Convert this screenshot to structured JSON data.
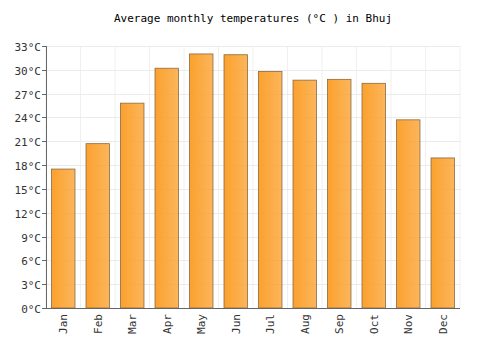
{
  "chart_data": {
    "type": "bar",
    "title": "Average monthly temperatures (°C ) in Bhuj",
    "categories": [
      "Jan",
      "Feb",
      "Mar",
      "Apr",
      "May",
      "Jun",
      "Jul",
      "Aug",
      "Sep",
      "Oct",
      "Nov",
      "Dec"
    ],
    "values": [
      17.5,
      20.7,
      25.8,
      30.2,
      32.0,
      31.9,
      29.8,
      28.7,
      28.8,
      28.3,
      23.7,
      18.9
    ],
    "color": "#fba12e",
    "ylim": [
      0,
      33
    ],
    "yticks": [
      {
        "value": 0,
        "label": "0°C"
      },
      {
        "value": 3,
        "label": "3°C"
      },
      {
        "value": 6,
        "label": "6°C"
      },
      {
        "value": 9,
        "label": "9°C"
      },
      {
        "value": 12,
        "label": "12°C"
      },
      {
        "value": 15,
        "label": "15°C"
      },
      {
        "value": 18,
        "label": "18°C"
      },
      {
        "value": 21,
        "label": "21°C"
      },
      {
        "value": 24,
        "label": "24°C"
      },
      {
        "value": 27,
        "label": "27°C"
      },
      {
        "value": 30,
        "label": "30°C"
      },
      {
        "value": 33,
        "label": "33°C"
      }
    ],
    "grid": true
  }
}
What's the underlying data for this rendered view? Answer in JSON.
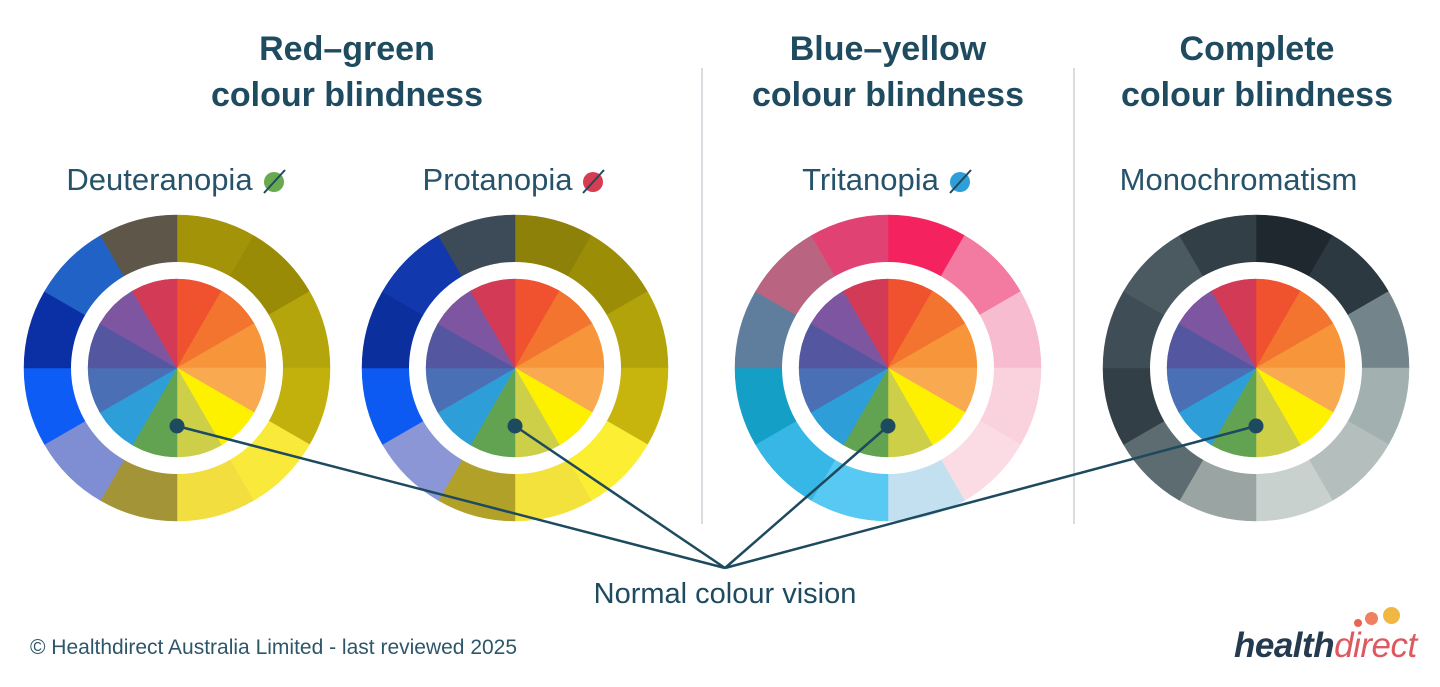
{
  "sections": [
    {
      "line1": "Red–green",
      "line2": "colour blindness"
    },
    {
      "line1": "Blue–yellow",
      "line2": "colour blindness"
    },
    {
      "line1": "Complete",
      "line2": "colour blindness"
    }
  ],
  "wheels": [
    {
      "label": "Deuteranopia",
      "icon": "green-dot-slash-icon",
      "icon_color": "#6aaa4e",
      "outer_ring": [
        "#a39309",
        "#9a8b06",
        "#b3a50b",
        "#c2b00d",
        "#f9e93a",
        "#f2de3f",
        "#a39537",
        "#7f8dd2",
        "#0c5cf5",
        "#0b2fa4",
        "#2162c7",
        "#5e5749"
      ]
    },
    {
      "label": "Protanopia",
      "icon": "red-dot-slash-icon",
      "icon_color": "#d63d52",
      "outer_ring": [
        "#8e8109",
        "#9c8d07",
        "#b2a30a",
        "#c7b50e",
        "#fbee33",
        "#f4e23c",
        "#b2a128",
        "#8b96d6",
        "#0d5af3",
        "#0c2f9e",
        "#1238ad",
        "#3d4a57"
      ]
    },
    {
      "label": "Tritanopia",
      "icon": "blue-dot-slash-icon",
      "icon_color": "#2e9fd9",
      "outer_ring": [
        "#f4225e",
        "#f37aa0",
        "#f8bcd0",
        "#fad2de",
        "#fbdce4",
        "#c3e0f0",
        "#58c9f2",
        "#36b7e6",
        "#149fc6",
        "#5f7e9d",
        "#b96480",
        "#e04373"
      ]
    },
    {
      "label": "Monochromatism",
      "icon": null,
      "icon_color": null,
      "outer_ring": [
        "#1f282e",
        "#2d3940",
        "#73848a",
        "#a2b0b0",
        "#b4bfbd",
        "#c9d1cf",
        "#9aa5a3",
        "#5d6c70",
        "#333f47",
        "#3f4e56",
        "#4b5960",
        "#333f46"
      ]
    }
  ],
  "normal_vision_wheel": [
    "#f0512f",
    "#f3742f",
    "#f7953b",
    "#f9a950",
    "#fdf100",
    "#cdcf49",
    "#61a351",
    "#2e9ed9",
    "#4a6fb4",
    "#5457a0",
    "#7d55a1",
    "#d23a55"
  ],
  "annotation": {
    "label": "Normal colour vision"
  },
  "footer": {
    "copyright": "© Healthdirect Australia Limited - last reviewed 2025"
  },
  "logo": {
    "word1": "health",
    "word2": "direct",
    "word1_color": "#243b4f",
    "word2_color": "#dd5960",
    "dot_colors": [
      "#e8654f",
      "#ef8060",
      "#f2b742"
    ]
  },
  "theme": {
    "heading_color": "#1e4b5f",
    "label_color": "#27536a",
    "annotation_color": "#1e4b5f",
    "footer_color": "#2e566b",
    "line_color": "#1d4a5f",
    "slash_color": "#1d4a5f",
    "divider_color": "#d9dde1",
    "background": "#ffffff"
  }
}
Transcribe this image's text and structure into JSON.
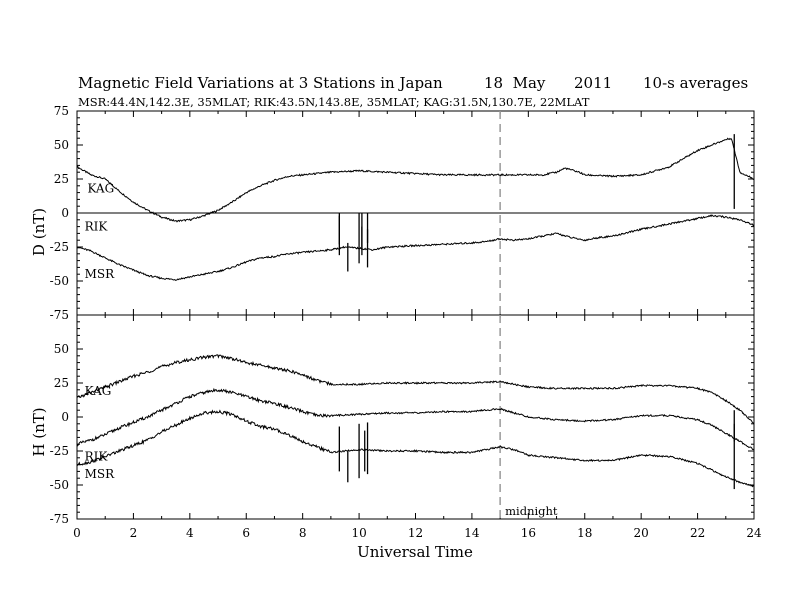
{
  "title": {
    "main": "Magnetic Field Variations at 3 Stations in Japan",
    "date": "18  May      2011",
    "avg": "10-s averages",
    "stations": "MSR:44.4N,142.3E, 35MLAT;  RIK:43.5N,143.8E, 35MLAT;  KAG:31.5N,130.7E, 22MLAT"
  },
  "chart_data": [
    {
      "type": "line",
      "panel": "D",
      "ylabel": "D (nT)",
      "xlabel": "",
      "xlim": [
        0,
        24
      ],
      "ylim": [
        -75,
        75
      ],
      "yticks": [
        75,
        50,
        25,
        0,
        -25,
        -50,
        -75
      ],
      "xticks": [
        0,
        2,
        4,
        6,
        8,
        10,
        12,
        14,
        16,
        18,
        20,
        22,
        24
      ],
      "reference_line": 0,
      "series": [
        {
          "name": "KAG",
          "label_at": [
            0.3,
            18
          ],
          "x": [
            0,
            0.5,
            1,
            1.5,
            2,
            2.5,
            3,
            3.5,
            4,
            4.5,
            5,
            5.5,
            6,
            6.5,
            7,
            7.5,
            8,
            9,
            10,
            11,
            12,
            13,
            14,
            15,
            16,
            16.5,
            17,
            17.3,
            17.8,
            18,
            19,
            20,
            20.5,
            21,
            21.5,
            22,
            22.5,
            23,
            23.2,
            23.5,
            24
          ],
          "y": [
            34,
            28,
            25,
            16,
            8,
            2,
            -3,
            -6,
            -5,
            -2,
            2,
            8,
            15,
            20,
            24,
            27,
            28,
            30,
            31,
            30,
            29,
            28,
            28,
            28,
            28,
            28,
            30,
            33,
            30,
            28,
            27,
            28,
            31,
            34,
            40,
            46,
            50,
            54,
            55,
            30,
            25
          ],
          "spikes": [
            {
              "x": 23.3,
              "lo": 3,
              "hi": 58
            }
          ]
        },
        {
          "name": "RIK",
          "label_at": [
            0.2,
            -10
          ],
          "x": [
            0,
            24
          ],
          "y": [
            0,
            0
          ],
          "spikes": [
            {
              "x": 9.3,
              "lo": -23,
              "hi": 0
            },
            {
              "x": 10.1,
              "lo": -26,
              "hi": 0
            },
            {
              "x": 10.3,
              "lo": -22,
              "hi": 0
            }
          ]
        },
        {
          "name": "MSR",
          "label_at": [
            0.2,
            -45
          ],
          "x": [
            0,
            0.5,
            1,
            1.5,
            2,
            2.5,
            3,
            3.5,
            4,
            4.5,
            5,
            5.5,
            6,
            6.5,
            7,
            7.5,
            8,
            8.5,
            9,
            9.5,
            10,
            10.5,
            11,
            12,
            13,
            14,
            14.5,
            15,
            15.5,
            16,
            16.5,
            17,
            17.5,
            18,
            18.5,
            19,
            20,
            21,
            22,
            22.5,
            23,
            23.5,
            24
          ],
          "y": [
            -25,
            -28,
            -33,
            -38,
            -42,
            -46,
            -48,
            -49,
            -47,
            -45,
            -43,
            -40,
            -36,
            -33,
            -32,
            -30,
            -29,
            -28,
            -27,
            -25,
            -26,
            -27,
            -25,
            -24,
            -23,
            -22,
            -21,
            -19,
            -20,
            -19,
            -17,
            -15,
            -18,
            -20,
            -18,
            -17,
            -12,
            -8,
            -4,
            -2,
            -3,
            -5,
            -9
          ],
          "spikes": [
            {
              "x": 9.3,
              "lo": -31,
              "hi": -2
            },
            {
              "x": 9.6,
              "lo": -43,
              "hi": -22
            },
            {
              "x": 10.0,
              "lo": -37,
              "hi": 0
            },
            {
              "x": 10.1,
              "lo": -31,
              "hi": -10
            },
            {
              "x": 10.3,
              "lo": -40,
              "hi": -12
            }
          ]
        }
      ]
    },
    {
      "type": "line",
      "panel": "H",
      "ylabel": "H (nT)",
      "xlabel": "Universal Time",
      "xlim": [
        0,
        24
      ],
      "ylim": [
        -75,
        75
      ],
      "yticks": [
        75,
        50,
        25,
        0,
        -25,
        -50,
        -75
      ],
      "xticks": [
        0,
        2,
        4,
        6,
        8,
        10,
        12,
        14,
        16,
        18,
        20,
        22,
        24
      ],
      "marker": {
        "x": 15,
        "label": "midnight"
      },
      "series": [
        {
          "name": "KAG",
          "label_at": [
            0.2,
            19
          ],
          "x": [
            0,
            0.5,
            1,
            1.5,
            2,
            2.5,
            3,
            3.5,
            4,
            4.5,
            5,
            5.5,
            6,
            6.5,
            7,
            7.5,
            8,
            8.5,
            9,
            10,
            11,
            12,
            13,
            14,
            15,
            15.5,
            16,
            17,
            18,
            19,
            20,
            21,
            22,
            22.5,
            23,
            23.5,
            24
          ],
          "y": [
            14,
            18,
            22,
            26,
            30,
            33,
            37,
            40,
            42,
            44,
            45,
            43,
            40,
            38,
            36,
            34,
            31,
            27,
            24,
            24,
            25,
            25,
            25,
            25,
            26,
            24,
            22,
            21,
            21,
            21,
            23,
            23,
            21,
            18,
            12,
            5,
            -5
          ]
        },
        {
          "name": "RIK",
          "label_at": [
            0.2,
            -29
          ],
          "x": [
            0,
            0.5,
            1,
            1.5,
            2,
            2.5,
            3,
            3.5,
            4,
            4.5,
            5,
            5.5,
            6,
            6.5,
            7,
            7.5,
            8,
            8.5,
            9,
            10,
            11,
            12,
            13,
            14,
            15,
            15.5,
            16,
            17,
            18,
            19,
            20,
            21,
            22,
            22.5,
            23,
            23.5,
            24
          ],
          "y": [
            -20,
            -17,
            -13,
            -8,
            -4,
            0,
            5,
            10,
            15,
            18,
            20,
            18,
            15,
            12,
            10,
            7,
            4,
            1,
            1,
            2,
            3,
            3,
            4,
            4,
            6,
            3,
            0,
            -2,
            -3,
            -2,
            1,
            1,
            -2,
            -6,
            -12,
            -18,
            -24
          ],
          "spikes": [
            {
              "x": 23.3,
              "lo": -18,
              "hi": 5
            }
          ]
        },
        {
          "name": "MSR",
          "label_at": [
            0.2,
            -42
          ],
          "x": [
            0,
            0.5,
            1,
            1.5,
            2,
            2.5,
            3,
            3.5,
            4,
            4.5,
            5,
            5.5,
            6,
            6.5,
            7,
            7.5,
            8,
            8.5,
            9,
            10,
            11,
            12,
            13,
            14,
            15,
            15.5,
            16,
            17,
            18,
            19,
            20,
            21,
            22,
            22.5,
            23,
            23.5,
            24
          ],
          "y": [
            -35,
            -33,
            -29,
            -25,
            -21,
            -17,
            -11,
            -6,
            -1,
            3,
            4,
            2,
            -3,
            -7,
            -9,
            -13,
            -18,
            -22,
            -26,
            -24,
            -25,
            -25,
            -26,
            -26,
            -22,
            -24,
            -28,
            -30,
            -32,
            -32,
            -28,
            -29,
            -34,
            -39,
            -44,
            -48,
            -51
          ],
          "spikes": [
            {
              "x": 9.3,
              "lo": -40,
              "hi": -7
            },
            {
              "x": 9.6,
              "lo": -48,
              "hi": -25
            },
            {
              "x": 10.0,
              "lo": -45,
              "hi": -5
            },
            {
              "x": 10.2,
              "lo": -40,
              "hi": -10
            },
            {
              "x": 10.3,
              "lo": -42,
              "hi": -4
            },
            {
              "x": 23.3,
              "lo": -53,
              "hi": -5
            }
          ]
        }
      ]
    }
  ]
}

[Instruction] Out of the records, collect only those lines that contain the string "JSON".

[Expected output]
Convert this screenshot to structured JSON data.
What's the underlying data for this rendered view? Answer in JSON.
Transcribe this image's text and structure into JSON.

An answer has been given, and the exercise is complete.